## start The input

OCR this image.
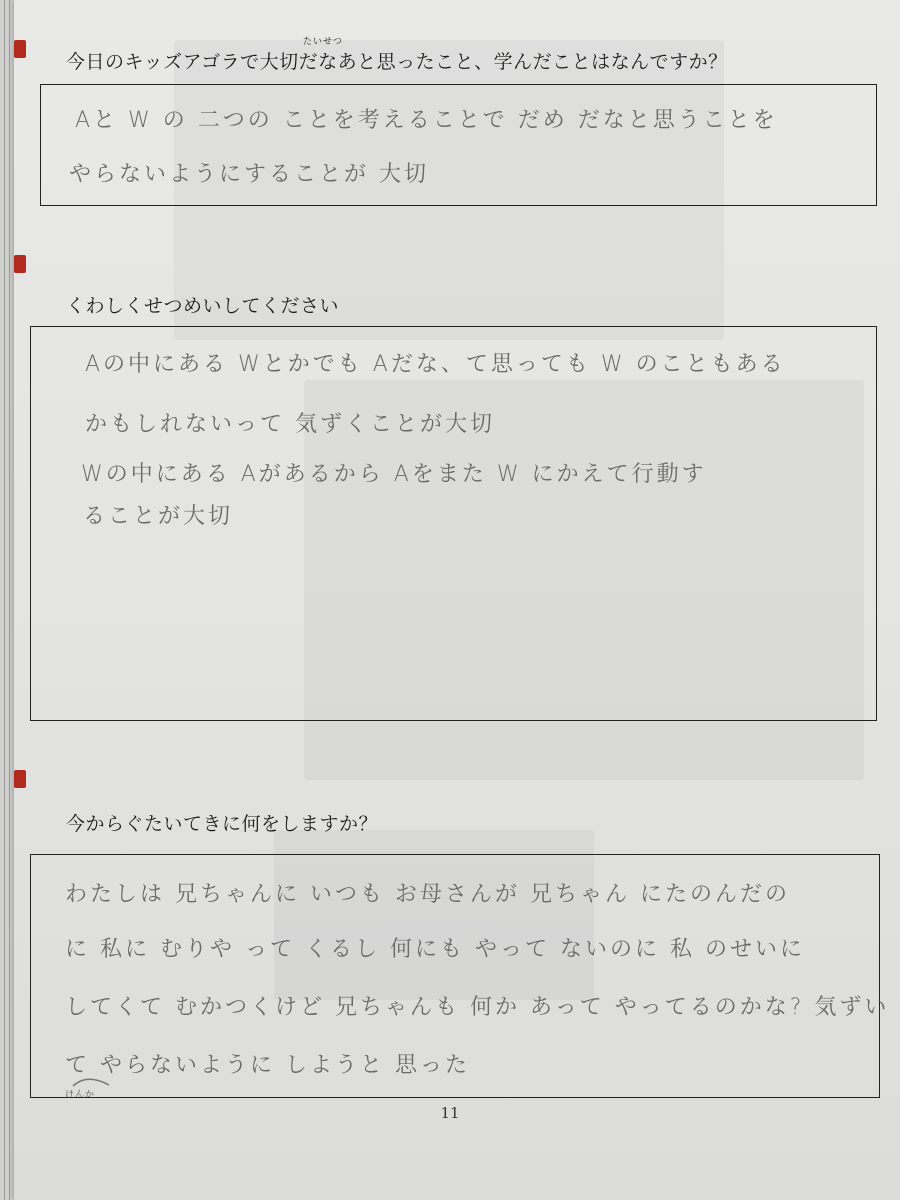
たいせつ
今日のキッズアゴラで大切だなあと思ったこと、学んだことはなんですか？
Aと W の 二つの ことを考えることで だめ だなと思うことを
やらないようにすることが 大切
くわしくせつめいしてください
Aの中にある Wとかでも Aだな、て思っても W のこともある
かもしれないって 気ずくことが大切
Wの中にある Aがあるから Aをまた W にかえて行動す
ることが大切
今からぐたいてきに何をしますか？
わたしは 兄ちゃんに いつも お母さんが 兄ちゃん にたのんだの
に 私に むりや って くるし 何にも やって ないのに 私 のせいに
してくて むかつくけど 兄ちゃんも 何か あって やってるのかな? 気ずい
て やらないように しようと 思った
けんか
11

## end The input

Aim of the exercise: Each line of the data is to be duplicated exactly; pictures stay out of the copy.

Full answer:
OCR this image.
たいせつ
今日のキッズアゴラで大切だなあと思ったこと、学んだことはなんですか？
Aと W の 二つの ことを考えることで だめ だなと思うことを
やらないようにすることが 大切
くわしくせつめいしてください
Aの中にある Wとかでも Aだな、て思っても W のこともある
かもしれないって 気ずくことが大切
Wの中にある Aがあるから Aをまた W にかえて行動す
ることが大切
今からぐたいてきに何をしますか？
わたしは 兄ちゃんに いつも お母さんが 兄ちゃん にたのんだの
に 私に むりや って くるし 何にも やって ないのに 私 のせいに
してくて むかつくけど 兄ちゃんも 何か あって やってるのかな? 気ずい
て やらないように しようと 思った
けんか
11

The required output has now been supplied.